▶ **PASSAGE GIVEN**
“When You See Jerusalem Surrounded by Encamped Armies”
THE final siege of Jerusalem in the first century C.E. was a time of unparalleled suffering for those bottled up inside the city. But it should have come as no surprise. The greatest prophet of all time had pointed forward to it decades before it became reality. That prophet wept when contemplating the horrors of the siege and its outcome.—Luke 19:41-44.
What happened to Jerusalem over nineteen centuries ago should be of more than passing interest to us today. Jesus Christ, the prophet who foretold the destruction of Jerusalem, also pointed forward to a time when even greater calamity would befall, not just one city or one people, but the entire world of mankind. (Matt. 24:3-37) Hence, there are vital lessons to be learned from the experience of ancient Jerusalem. If heeded, these lessons can lead to the preservation of human life.

▶ **EXTRACTED INFORMATION**
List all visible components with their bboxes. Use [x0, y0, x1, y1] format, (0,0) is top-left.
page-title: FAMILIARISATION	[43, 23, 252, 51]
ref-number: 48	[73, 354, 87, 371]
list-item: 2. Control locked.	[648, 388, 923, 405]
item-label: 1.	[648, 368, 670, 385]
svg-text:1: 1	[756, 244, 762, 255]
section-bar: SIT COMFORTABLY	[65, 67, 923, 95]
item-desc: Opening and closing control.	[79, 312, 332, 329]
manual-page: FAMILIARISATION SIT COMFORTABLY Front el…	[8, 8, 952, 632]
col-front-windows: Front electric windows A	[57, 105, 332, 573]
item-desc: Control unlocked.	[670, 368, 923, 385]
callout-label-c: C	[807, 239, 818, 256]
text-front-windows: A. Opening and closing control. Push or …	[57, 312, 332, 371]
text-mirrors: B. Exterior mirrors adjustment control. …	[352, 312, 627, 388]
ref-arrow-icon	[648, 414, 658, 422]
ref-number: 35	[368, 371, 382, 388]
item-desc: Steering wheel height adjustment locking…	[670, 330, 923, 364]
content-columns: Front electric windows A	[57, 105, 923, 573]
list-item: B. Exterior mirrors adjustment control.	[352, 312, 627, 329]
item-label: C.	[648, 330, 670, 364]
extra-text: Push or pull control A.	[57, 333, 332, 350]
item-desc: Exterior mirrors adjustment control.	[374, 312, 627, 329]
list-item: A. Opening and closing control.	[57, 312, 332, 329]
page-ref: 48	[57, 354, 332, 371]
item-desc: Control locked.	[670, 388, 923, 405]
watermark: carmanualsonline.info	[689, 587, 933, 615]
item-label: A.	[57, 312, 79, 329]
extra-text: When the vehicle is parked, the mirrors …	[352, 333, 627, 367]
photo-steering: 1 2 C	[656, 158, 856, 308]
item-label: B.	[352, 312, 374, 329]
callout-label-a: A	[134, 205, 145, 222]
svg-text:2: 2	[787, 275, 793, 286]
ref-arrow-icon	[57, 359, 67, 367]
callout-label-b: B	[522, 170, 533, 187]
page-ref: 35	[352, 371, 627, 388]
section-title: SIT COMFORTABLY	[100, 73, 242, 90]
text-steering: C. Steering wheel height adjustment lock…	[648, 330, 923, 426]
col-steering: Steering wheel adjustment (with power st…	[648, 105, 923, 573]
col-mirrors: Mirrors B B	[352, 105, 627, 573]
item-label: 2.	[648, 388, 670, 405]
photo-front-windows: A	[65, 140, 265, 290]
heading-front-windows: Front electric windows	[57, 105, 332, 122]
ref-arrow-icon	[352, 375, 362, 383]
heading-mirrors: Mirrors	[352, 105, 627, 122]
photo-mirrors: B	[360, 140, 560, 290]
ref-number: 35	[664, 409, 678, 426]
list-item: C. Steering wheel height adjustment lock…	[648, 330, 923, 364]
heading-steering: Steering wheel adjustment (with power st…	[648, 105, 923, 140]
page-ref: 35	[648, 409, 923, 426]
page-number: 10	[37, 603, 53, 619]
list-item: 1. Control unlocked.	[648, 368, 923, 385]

▶ **DIRECTIONS FOR THIS TASK**
Write out, word for word, the stretch of the passage on the siege of Jerusalem from "THE final siege" through "its outcome.—Luke 19:41-44.". The material above is separate from the passage on the siege of Jerusalem.

▶ **EXERCISE OUTPUT**
THE final siege of Jerusalem in the first century C.E. was a time of unparalleled suffering for those bottled up inside the city. But it should have come as no surprise. The greatest prophet of all time had pointed forward to it decades before it became reality. That prophet wept when contemplating the horrors of the siege and its outcome.—Luke 19:41-44.